The data:

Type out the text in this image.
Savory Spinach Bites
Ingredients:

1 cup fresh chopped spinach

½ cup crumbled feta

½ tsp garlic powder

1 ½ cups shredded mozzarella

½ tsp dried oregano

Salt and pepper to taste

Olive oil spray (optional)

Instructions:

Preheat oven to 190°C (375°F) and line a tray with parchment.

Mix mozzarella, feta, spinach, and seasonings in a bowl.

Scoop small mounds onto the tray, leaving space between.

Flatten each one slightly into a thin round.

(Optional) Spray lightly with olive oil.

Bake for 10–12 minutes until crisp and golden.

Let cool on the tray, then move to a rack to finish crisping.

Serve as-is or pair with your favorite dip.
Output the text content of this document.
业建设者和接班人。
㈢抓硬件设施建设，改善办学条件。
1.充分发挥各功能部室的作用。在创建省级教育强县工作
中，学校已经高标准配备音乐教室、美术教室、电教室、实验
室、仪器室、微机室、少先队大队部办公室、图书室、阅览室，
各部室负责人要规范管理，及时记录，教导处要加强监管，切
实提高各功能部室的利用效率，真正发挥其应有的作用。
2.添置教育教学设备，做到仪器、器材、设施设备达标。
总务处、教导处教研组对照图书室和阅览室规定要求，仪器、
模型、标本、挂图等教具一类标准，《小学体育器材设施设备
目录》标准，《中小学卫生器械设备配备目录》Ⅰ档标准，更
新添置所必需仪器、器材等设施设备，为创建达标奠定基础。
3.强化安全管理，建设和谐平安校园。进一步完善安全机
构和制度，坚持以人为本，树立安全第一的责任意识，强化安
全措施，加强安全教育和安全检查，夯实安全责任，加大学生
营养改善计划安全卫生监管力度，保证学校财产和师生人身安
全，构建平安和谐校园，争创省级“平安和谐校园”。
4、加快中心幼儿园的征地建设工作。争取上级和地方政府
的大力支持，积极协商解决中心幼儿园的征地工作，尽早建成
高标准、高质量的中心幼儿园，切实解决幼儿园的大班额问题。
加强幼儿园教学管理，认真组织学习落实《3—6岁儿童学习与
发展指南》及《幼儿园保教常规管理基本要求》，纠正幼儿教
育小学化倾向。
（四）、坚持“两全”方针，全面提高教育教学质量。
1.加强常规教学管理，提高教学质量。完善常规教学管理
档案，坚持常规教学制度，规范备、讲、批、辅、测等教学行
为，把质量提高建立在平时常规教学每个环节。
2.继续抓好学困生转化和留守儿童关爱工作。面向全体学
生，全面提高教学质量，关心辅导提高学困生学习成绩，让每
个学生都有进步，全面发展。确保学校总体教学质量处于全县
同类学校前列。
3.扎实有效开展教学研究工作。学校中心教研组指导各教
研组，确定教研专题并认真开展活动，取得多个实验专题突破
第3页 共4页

Challenge:
Print the material once more, exactly.

Response to this exercise:
Type out the text in this image.
Savory Spinach Bites
Ingredients:

1 cup fresh chopped spinach

½ cup crumbled feta

½ tsp garlic powder

1 ½ cups shredded mozzarella

½ tsp dried oregano

Salt and pepper to taste

Olive oil spray (optional)

Instructions:

Preheat oven to 190°C (375°F) and line a tray with parchment.

Mix mozzarella, feta, spinach, and seasonings in a bowl.

Scoop small mounds onto the tray, leaving space between.

Flatten each one slightly into a thin round.

(Optional) Spray lightly with olive oil.

Bake for 10–12 minutes until crisp and golden.

Let cool on the tray, then move to a rack to finish crisping.

Serve as-is or pair with your favorite dip.
Output the text content of this document.
业建设者和接班人。
㈢抓硬件设施建设，改善办学条件。
1.充分发挥各功能部室的作用。在创建省级教育强县工作
中，学校已经高标准配备音乐教室、美术教室、电教室、实验
室、仪器室、微机室、少先队大队部办公室、图书室、阅览室，
各部室负责人要规范管理，及时记录，教导处要加强监管，切
实提高各功能部室的利用效率，真正发挥其应有的作用。
2.添置教育教学设备，做到仪器、器材、设施设备达标。
总务处、教导处教研组对照图书室和阅览室规定要求，仪器、
模型、标本、挂图等教具一类标准，《小学体育器材设施设备
目录》标准，《中小学卫生器械设备配备目录》Ⅰ档标准，更
新添置所必需仪器、器材等设施设备，为创建达标奠定基础。
3.强化安全管理，建设和谐平安校园。进一步完善安全机
构和制度，坚持以人为本，树立安全第一的责任意识，强化安
全措施，加强安全教育和安全检查，夯实安全责任，加大学生
营养改善计划安全卫生监管力度，保证学校财产和师生人身安
全，构建平安和谐校园，争创省级“平安和谐校园”。
4、加快中心幼儿园的征地建设工作。争取上级和地方政府
的大力支持，积极协商解决中心幼儿园的征地工作，尽早建成
高标准、高质量的中心幼儿园，切实解决幼儿园的大班额问题。
加强幼儿园教学管理，认真组织学习落实《3—6岁儿童学习与
发展指南》及《幼儿园保教常规管理基本要求》，纠正幼儿教
育小学化倾向。
（四）、坚持“两全”方针，全面提高教育教学质量。
1.加强常规教学管理，提高教学质量。完善常规教学管理
档案，坚持常规教学制度，规范备、讲、批、辅、测等教学行
为，把质量提高建立在平时常规教学每个环节。
2.继续抓好学困生转化和留守儿童关爱工作。面向全体学
生，全面提高教学质量，关心辅导提高学困生学习成绩，让每
个学生都有进步，全面发展。确保学校总体教学质量处于全县
同类学校前列。
3.扎实有效开展教学研究工作。学校中心教研组指导各教
研组，确定教研专题并认真开展活动，取得多个实验专题突破
第3页 共4页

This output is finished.